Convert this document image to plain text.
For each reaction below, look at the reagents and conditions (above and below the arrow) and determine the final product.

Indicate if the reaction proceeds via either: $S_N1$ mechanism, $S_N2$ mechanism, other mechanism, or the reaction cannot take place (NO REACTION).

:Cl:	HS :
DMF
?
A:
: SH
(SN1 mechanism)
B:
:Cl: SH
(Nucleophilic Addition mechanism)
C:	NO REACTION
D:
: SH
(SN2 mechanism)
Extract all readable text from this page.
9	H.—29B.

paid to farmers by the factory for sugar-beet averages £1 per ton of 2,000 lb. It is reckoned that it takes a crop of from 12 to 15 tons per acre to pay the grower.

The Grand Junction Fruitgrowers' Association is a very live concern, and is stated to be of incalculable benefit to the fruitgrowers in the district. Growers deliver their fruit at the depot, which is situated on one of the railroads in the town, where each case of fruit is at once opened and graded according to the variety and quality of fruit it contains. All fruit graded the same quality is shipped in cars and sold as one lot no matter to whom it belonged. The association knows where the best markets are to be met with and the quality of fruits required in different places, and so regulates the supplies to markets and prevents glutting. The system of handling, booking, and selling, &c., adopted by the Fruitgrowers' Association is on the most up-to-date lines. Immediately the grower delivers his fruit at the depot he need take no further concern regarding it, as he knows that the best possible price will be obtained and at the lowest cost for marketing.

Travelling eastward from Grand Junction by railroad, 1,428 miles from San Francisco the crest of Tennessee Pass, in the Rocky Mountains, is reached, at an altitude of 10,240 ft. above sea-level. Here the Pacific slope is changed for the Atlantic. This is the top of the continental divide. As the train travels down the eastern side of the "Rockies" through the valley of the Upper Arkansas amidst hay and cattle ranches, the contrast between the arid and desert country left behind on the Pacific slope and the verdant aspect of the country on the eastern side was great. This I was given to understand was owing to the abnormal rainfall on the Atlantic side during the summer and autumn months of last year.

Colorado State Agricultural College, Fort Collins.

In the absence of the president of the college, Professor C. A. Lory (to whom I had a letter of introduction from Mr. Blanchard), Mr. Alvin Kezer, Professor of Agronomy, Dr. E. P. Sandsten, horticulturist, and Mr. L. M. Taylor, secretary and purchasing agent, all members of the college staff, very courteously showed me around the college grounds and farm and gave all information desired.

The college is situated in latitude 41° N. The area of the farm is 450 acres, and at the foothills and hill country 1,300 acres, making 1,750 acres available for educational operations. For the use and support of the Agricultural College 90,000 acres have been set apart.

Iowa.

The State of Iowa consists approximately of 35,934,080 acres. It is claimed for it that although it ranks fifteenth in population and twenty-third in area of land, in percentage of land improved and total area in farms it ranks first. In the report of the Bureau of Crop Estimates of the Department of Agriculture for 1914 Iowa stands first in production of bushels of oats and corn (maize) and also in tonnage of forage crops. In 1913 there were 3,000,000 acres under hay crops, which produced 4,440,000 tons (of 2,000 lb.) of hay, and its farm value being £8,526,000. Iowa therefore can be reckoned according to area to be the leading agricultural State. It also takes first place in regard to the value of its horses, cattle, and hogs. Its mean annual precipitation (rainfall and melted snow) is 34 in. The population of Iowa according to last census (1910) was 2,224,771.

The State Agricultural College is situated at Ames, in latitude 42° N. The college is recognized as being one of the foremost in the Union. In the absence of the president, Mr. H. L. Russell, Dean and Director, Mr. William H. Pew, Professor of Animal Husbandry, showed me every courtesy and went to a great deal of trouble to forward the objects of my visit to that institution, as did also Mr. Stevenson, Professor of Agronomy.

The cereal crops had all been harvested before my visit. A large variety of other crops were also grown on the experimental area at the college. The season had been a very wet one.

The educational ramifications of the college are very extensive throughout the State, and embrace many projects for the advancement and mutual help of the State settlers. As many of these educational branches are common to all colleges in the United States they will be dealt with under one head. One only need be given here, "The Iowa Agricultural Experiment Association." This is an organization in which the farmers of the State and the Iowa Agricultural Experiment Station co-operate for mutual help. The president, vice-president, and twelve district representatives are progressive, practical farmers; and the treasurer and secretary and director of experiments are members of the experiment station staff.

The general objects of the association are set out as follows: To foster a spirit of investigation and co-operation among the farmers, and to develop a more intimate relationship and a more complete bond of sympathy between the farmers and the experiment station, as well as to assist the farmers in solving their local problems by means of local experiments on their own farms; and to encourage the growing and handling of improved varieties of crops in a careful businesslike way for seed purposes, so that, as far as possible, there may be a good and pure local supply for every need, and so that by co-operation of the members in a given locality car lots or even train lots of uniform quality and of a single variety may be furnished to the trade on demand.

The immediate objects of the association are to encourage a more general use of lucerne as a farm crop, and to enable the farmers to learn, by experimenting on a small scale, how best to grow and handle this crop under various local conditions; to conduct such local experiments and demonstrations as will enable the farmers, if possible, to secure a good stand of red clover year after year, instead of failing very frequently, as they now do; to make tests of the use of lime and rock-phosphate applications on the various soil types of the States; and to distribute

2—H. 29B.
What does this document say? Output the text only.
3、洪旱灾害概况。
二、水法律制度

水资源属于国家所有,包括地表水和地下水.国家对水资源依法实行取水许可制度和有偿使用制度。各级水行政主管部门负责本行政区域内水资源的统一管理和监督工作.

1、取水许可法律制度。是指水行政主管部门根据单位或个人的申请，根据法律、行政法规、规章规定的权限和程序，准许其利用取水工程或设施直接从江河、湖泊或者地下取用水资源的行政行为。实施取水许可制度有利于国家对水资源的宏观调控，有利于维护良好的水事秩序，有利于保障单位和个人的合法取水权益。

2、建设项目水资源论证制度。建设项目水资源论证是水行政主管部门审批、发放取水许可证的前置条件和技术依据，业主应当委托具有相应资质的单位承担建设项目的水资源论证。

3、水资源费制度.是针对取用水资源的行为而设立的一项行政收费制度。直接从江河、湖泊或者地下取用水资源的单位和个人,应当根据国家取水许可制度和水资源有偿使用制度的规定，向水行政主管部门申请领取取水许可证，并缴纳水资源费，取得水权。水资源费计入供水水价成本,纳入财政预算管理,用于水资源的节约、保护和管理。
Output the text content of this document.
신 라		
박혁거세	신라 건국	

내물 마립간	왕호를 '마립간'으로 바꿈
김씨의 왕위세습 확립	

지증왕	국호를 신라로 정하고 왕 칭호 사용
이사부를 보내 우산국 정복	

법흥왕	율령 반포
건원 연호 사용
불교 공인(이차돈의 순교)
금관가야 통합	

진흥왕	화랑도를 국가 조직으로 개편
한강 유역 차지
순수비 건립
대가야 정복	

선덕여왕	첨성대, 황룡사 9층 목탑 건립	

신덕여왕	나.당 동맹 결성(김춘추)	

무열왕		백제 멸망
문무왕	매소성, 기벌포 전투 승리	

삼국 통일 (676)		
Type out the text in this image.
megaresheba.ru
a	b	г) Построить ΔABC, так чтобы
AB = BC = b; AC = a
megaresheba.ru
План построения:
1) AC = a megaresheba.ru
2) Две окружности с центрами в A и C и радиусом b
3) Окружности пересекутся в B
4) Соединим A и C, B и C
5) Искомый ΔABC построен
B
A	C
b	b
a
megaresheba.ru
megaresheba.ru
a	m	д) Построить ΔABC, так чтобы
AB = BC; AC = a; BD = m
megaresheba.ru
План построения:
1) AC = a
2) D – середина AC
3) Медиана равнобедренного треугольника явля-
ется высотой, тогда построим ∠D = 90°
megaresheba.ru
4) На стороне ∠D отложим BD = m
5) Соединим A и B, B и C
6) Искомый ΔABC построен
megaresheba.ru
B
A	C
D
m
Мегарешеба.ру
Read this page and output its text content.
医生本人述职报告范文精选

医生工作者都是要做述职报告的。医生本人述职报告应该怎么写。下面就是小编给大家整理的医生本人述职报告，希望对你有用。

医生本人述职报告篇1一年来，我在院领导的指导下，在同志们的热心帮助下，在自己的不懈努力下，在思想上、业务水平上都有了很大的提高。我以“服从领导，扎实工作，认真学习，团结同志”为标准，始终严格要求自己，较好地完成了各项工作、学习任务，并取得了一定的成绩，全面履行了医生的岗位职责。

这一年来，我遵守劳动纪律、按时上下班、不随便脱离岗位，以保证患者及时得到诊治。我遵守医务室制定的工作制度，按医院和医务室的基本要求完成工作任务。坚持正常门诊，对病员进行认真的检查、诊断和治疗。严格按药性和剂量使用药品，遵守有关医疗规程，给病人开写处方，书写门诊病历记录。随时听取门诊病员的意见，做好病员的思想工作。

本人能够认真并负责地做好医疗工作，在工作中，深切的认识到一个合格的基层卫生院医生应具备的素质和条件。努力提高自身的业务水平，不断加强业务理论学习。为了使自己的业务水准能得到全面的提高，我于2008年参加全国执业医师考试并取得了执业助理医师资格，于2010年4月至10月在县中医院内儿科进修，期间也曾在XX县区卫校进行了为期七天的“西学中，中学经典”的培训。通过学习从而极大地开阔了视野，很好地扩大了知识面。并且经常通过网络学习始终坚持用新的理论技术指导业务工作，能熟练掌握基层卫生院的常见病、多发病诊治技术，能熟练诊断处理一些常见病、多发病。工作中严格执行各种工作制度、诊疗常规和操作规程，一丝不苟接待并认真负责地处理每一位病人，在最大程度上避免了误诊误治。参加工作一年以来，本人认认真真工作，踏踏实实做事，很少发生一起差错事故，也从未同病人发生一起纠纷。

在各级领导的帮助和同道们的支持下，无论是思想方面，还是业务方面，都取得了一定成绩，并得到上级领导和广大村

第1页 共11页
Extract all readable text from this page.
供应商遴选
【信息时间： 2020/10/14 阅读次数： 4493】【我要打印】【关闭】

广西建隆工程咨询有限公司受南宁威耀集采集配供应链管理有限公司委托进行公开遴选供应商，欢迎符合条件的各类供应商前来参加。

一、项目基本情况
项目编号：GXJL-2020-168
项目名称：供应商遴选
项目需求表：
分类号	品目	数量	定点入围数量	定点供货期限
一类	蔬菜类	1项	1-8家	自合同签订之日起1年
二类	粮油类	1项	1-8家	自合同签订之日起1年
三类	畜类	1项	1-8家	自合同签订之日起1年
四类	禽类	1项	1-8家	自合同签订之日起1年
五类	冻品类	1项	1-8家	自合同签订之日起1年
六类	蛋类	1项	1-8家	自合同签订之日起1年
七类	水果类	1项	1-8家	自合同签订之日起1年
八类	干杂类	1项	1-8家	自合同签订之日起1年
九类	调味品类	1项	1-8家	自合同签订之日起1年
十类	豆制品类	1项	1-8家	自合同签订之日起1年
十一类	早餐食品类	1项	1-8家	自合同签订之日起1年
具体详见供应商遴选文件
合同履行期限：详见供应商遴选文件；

----------------

TASK DESCRIPTION:
Take every line from the data that contains the word "secretary".

SOLUTION FOR THIS EXERCISE:
In the absence of the president of the college, Professor C. A. Lory (to whom I had a letter of introduction from Mr. Blanchard), Mr. Alvin Kezer, Professor of Agronomy, Dr. E. P. Sandsten, horticulturist, and Mr. L. M. Taylor, secretary and purchasing agent, all members of the college staff, very courteously showed me around the college grounds and farm and gave all information desired.
The educational ramifications of the college are very extensive throughout the State, and embrace many projects for the advancement and mutual help of the State settlers. As many of these educational branches are common to all colleges in the United States they will be dealt with under one head. One only need be given here, "The Iowa Agricultural Experiment Association." This is an organization in which the farmers of the State and the Iowa Agricultural Experiment Station co-operate for mutual help. The president, vice-president, and twelve district representatives are progressive, practical farmers; and the treasurer and secretary and director of experiments are members of the experiment station staff.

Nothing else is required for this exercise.